Problem requirements »
All of the material below is to be retyped exactly.

┌──

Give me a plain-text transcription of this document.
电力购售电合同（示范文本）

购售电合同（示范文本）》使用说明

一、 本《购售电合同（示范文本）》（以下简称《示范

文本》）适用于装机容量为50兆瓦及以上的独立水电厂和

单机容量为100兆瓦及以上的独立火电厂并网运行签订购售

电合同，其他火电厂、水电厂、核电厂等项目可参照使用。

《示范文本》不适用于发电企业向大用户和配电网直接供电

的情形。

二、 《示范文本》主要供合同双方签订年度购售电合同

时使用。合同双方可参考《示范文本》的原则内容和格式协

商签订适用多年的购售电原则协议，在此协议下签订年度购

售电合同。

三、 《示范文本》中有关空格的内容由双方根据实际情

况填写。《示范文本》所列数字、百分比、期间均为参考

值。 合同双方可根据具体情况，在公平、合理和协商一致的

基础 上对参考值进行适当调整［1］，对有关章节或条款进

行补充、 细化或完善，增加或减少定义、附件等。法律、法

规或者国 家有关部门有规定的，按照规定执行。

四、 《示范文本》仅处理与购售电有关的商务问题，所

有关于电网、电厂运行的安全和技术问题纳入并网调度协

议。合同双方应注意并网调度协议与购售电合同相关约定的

└──

Exercise result »
Give me a plain-text transcription of this document.
电力购售电合同（示范文本）

购售电合同（示范文本）》使用说明

一、 本《购售电合同（示范文本）》（以下简称《示范

文本》）适用于装机容量为50兆瓦及以上的独立水电厂和

单机容量为100兆瓦及以上的独立火电厂并网运行签订购售

电合同，其他火电厂、水电厂、核电厂等项目可参照使用。

《示范文本》不适用于发电企业向大用户和配电网直接供电

的情形。

二、 《示范文本》主要供合同双方签订年度购售电合同

时使用。合同双方可参考《示范文本》的原则内容和格式协

商签订适用多年的购售电原则协议，在此协议下签订年度购

售电合同。

三、 《示范文本》中有关空格的内容由双方根据实际情

况填写。《示范文本》所列数字、百分比、期间均为参考

值。 合同双方可根据具体情况，在公平、合理和协商一致的

基础 上对参考值进行适当调整［1］，对有关章节或条款进

行补充、 细化或完善，增加或减少定义、附件等。法律、法

规或者国 家有关部门有规定的，按照规定执行。

四、 《示范文本》仅处理与购售电有关的商务问题，所

有关于电网、电厂运行的安全和技术问题纳入并网调度协

议。合同双方应注意并网调度协议与购售电合同相关约定的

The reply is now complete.